Stated goal 1:
Answer these from the Lacra stone circle listing, one line each:
(a) On what date was the monument scheduled?
(b) What type of stone are the boulders?
(c) In what year was the limited excavation carried out?
Stated goal 2:
In the Lacra stone circle listing, recast the paragraph beginning "The monument includes a partly mutilated stone circle" as a bulleted list that keeps its main facts.
Stated goal 3:
Using the Lacra stone circle listing, say whether each statement agrees with it. Answer yes or no, quoting the words that decide it.
(a) The monument lies in the civil parish of Whicham.
(b) All four boulders are still standing.
(c) The charcoal found near one of the stones was pine.

Supplied passage:
──────
Latitude: 54.2174 / 54°13'2"N

Longitude: -3.3048 / 3°18'17"W

OS Eastings: 315014.284834

OS Northings: 480970.357698

OS Grid: SD150809

Mapcode National: GBR 5MCN.9Y

Mapcode Global: WH722.68K6

Entry Name: Stone circle 410m SSW of Great Knott, Lacra

Scheduled Date: 25 October 1972

Last Amended: 26 July 1994

Source: Historic England

Source ID: 1009110

English Heritage Legacy ID: 23735

County: Cumbria

Civil Parish: Whicham

Traditional County: Cumberland

Lieutenancy Area (Ceremonial County): Cumbria

Church of England Parish: Whicham St Mary

Church of England Diocese: Carlisle

Details

The monument includes a partly mutilated stone circle at Lacra, located on a
gently sloping natural terrace on a hillside overlooking the coastal plain of
west Cumbria and the estuary of the River Duddon. It includes an arrangement
of four granite boulders, some standing and some fallen, three of which lie in
a segment of a semicircle with a fourth on the perimeter of the circle to the
north west. There are gaps on the circle's west and north east sides
indicating that some of the original stones are missing, but sufficient stones
remain to estimate that the stone circle enclosed an area of approximately
21m-24m in diameter. Limited excavation at the base of the three stones on the
monument's south east side in 1947 found that two of these stones had fallen
outwards, having originally been stood in a shallow socket hole and surrounded
by packing stones. The largest stone measured 1.5m long by 1m wide. An oyster
shell was found adjacent to one of the stones and a circular deposit of oak
charcoal was found close to another of the stones.
──────
Dataset extract:
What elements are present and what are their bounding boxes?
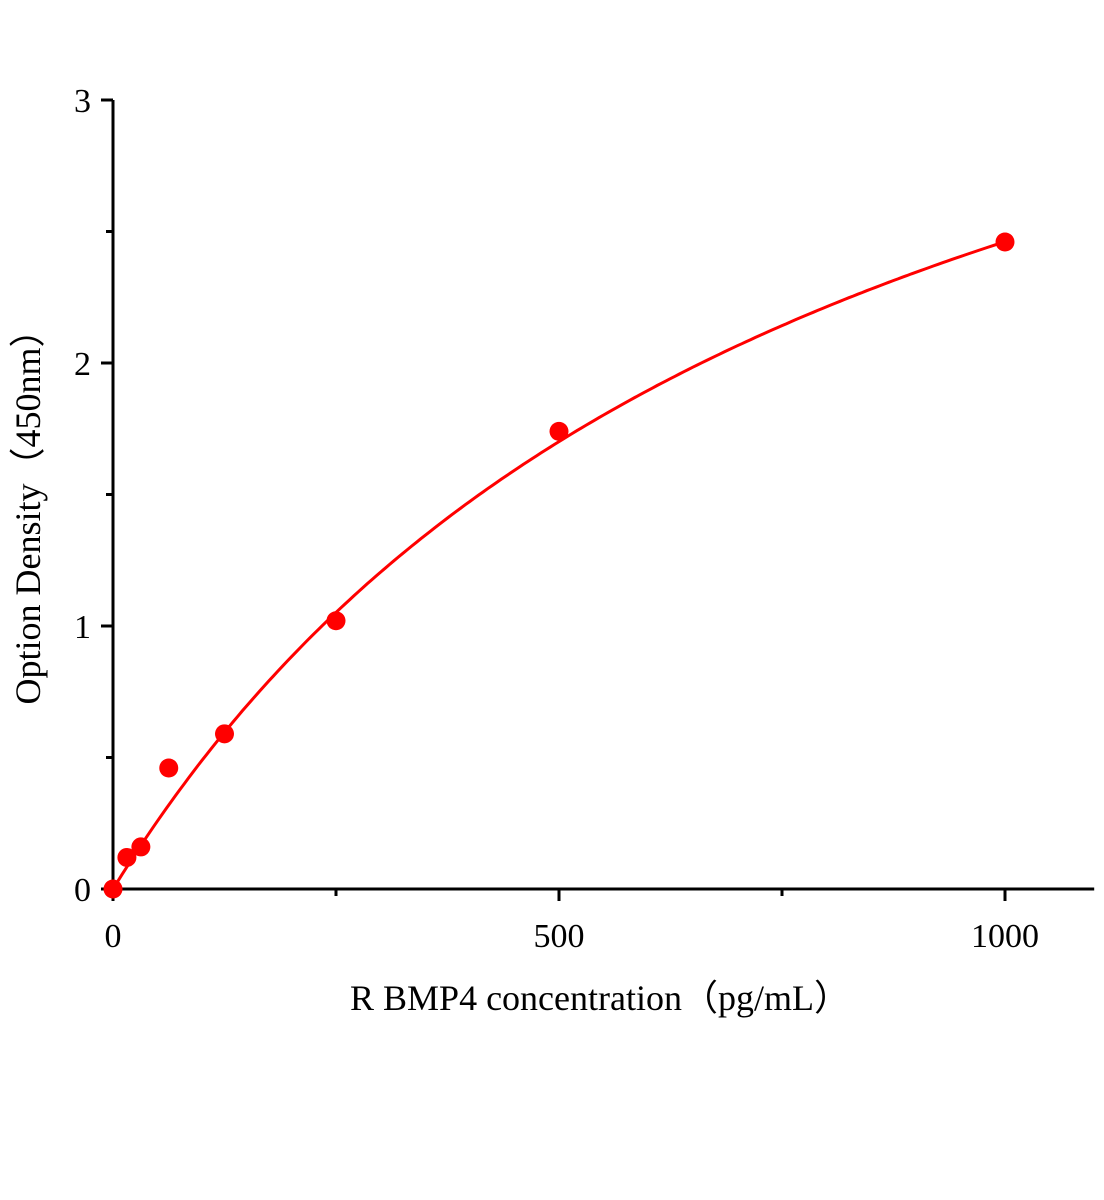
──────
Full solution 1:
(a) 25 October 1972
(b) Granite
(c) 1947

Full solution 2:
- A partly mutilated stone circle at Lacra, on a gently sloping natural terrace on a hillside overlooking the coastal plain of west Cumbria and the estuary of the River Duddon.
- Four granite boulders, some standing and some fallen: three lie in a segment of a semicircle, and a fourth is on the perimeter to the north west.
- Gaps on the west and north east sides show that some original stones are missing.
- The circle enclosed an area of approximately 21m-24m in diameter.
- In 1947, limited excavation at the base of the three south east stones found that two had fallen outwards. They had originally stood in a shallow socket hole surrounded by packing stones.
- The largest stone measured 1.5m long by 1m wide.
- An oyster shell was found beside one stone, and a circular deposit of oak charcoal was found close to another.

Full solution 3:
(a) Yes: "Civil Parish: Whicham"
(b) No: "some standing and some fallen"
(c) No: "a circular deposit of oak charcoal"